[What you will do] Please write out every line of the records below word for word, leaving out the pictures.

[Data supplied]
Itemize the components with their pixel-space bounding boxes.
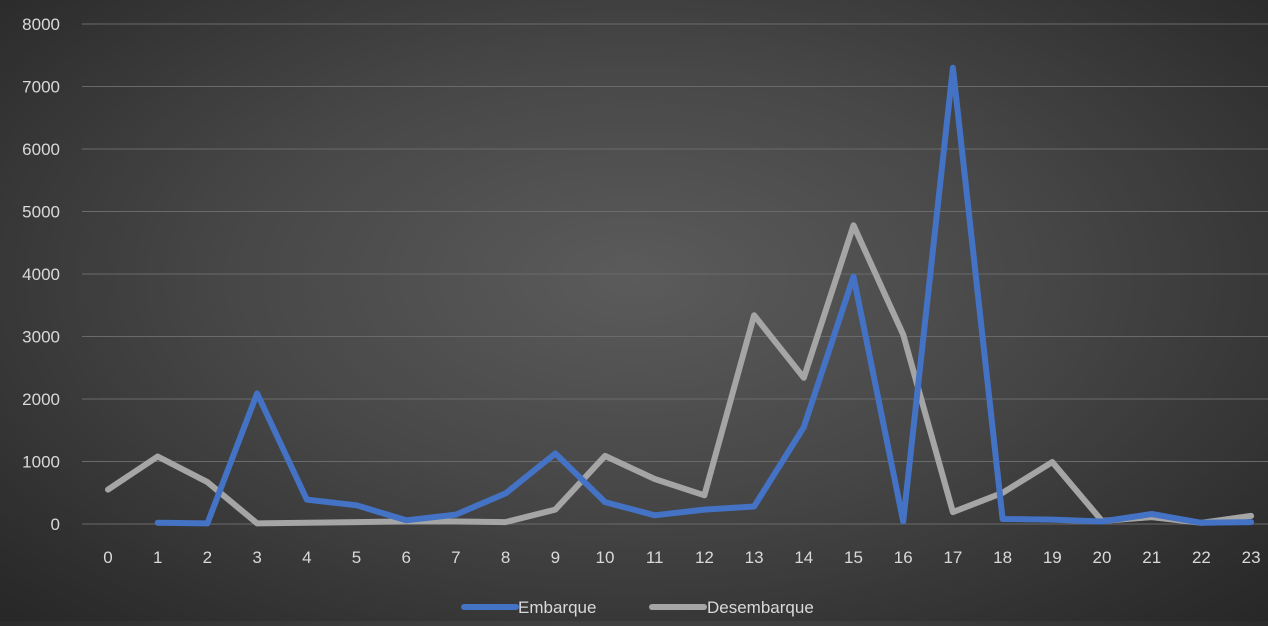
data-point	[751, 312, 757, 318]
x-tick-label: 5	[352, 548, 361, 567]
x-tick-label: 2	[203, 548, 212, 567]
x-tick-label: 12	[695, 548, 714, 567]
x-tick-label: 3	[252, 548, 261, 567]
data-point	[851, 274, 857, 280]
x-tick-label: 1	[153, 548, 162, 567]
x-tick-label: 20	[1093, 548, 1112, 567]
y-tick-label: 1000	[22, 453, 60, 472]
data-point	[1248, 519, 1254, 525]
y-tick-label: 3000	[22, 328, 60, 347]
legend-label: Embarque	[518, 598, 596, 617]
y-axis-tick-labels: 0 1000 2000 3000 4000 5000 6000 7000 8000	[22, 15, 60, 534]
data-point	[900, 332, 906, 338]
data-point	[1198, 520, 1204, 526]
x-tick-label: 0	[103, 548, 112, 567]
data-point	[652, 476, 658, 482]
x-tick-label: 21	[1142, 548, 1161, 567]
x-tick-label: 19	[1043, 548, 1062, 567]
legend: Embarque Desembarque	[461, 598, 814, 617]
x-tick-label: 15	[844, 548, 863, 567]
series-line	[154, 64, 1255, 527]
data-point	[453, 519, 459, 525]
series-line	[105, 222, 1255, 527]
data-point	[403, 517, 409, 523]
data-point	[1000, 516, 1006, 522]
data-point	[453, 512, 459, 518]
data-point	[602, 499, 608, 505]
y-tick-label: 4000	[22, 265, 60, 284]
y-tick-label: 6000	[22, 140, 60, 159]
x-tick-label: 11	[646, 548, 664, 567]
legend-item-embarque: Embarque	[461, 598, 596, 617]
data-point	[105, 487, 111, 493]
x-tick-label: 17	[943, 548, 962, 567]
data-point	[155, 520, 161, 526]
series-desembarque	[105, 222, 1255, 527]
x-axis-tick-labels: 0 1 2 3 4 5 6 7 8 9 10 11 12 13 14 15 16 17 18 19 20 21 22 23	[103, 548, 1260, 567]
data-point	[701, 492, 707, 498]
series-lines	[105, 64, 1255, 527]
data-point	[1049, 459, 1055, 465]
data-point	[155, 454, 161, 460]
y-tick-label: 8000	[22, 15, 60, 34]
data-point	[304, 520, 310, 526]
x-tick-label: 6	[401, 548, 410, 567]
data-point	[751, 504, 757, 510]
legend-item-desembarque: Desembarque	[649, 598, 814, 617]
data-point	[801, 424, 807, 430]
x-tick-label: 13	[745, 548, 764, 567]
x-tick-label: 18	[993, 548, 1012, 567]
x-tick-label: 7	[451, 548, 460, 567]
data-point	[701, 507, 707, 513]
x-tick-label: 23	[1242, 548, 1261, 567]
data-point	[1049, 517, 1055, 523]
data-point	[254, 390, 260, 396]
data-point	[950, 65, 956, 71]
data-point	[552, 507, 558, 513]
data-point	[503, 519, 509, 525]
x-tick-label: 14	[794, 548, 813, 567]
data-point	[503, 490, 509, 496]
data-point	[1248, 513, 1254, 519]
series-embarque	[154, 64, 1255, 527]
y-tick-label: 0	[51, 515, 60, 534]
data-point	[900, 519, 906, 525]
data-point	[304, 497, 310, 503]
data-point	[354, 502, 360, 508]
x-tick-label: 9	[551, 548, 560, 567]
data-point	[254, 520, 260, 526]
y-tick-label: 7000	[22, 78, 60, 97]
x-tick-label: 16	[894, 548, 913, 567]
data-point	[950, 509, 956, 515]
data-point	[851, 222, 857, 228]
x-tick-label: 22	[1192, 548, 1211, 567]
data-point	[204, 479, 210, 485]
data-point	[552, 450, 558, 456]
data-point	[354, 519, 360, 525]
x-tick-label: 8	[501, 548, 510, 567]
data-point	[602, 453, 608, 459]
x-tick-label: 10	[596, 548, 615, 567]
data-point	[801, 375, 807, 381]
y-tick-label: 5000	[22, 203, 60, 222]
legend-label: Desembarque	[707, 598, 814, 617]
data-point	[1099, 519, 1105, 525]
y-tick-label: 2000	[22, 390, 60, 409]
gridlines	[82, 23, 1268, 525]
data-point	[652, 512, 658, 518]
data-point	[1149, 511, 1155, 517]
data-point	[204, 520, 210, 526]
x-tick-label: 4	[302, 548, 311, 567]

[The response]
Itemize the components with their pixel-space bounding boxes.
data-point	[751, 312, 757, 318]
x-tick-label: 5	[352, 548, 361, 567]
x-tick-label: 2	[203, 548, 212, 567]
x-tick-label: 12	[695, 548, 714, 567]
x-tick-label: 3	[252, 548, 261, 567]
data-point	[851, 274, 857, 280]
x-tick-label: 1	[153, 548, 162, 567]
x-tick-label: 20	[1093, 548, 1112, 567]
y-tick-label: 1000	[22, 453, 60, 472]
data-point	[1248, 519, 1254, 525]
y-tick-label: 3000	[22, 328, 60, 347]
legend-label: Embarque	[518, 598, 596, 617]
y-axis-tick-labels: 0 1000 2000 3000 4000 5000 6000 7000 8000	[22, 15, 60, 534]
data-point	[900, 332, 906, 338]
data-point	[1198, 520, 1204, 526]
x-tick-label: 0	[103, 548, 112, 567]
data-point	[652, 476, 658, 482]
x-tick-label: 21	[1142, 548, 1161, 567]
x-tick-label: 19	[1043, 548, 1062, 567]
legend: Embarque Desembarque	[461, 598, 814, 617]
x-tick-label: 15	[844, 548, 863, 567]
series-line	[154, 64, 1255, 527]
data-point	[453, 519, 459, 525]
series-line	[105, 222, 1255, 527]
data-point	[403, 517, 409, 523]
data-point	[1000, 516, 1006, 522]
data-point	[453, 512, 459, 518]
data-point	[602, 499, 608, 505]
y-tick-label: 4000	[22, 265, 60, 284]
y-tick-label: 6000	[22, 140, 60, 159]
x-tick-label: 11	[646, 548, 664, 567]
legend-item-embarque: Embarque	[461, 598, 596, 617]
data-point	[105, 487, 111, 493]
x-tick-label: 17	[943, 548, 962, 567]
data-point	[155, 520, 161, 526]
series-desembarque	[105, 222, 1255, 527]
x-axis-tick-labels: 0 1 2 3 4 5 6 7 8 9 10 11 12 13 14 15 16 17 18 19 20 21 22 23	[103, 548, 1260, 567]
data-point	[701, 492, 707, 498]
series-lines	[105, 64, 1255, 527]
data-point	[1049, 459, 1055, 465]
data-point	[155, 454, 161, 460]
y-tick-label: 8000	[22, 15, 60, 34]
data-point	[304, 520, 310, 526]
x-tick-label: 6	[401, 548, 410, 567]
data-point	[751, 504, 757, 510]
legend-item-desembarque: Desembarque	[649, 598, 814, 617]
data-point	[801, 424, 807, 430]
x-tick-label: 13	[745, 548, 764, 567]
x-tick-label: 18	[993, 548, 1012, 567]
x-tick-label: 7	[451, 548, 460, 567]
data-point	[701, 507, 707, 513]
x-tick-label: 23	[1242, 548, 1261, 567]
data-point	[1049, 517, 1055, 523]
data-point	[254, 390, 260, 396]
data-point	[950, 65, 956, 71]
data-point	[552, 507, 558, 513]
data-point	[503, 519, 509, 525]
x-tick-label: 14	[794, 548, 813, 567]
data-point	[503, 490, 509, 496]
data-point	[1248, 513, 1254, 519]
series-embarque	[154, 64, 1255, 527]
y-tick-label: 0	[51, 515, 60, 534]
data-point	[900, 519, 906, 525]
data-point	[304, 497, 310, 503]
data-point	[354, 502, 360, 508]
x-tick-label: 9	[551, 548, 560, 567]
data-point	[254, 520, 260, 526]
y-tick-label: 7000	[22, 78, 60, 97]
x-tick-label: 16	[894, 548, 913, 567]
data-point	[950, 509, 956, 515]
data-point	[851, 222, 857, 228]
x-tick-label: 22	[1192, 548, 1211, 567]
data-point	[204, 479, 210, 485]
data-point	[552, 450, 558, 456]
data-point	[354, 519, 360, 525]
x-tick-label: 8	[501, 548, 510, 567]
data-point	[602, 453, 608, 459]
x-tick-label: 10	[596, 548, 615, 567]
data-point	[801, 375, 807, 381]
y-tick-label: 5000	[22, 203, 60, 222]
legend-label: Desembarque	[707, 598, 814, 617]
data-point	[1099, 519, 1105, 525]
y-tick-label: 2000	[22, 390, 60, 409]
gridlines	[82, 23, 1268, 525]
data-point	[652, 512, 658, 518]
data-point	[1149, 511, 1155, 517]
data-point	[204, 520, 210, 526]
x-tick-label: 4	[302, 548, 311, 567]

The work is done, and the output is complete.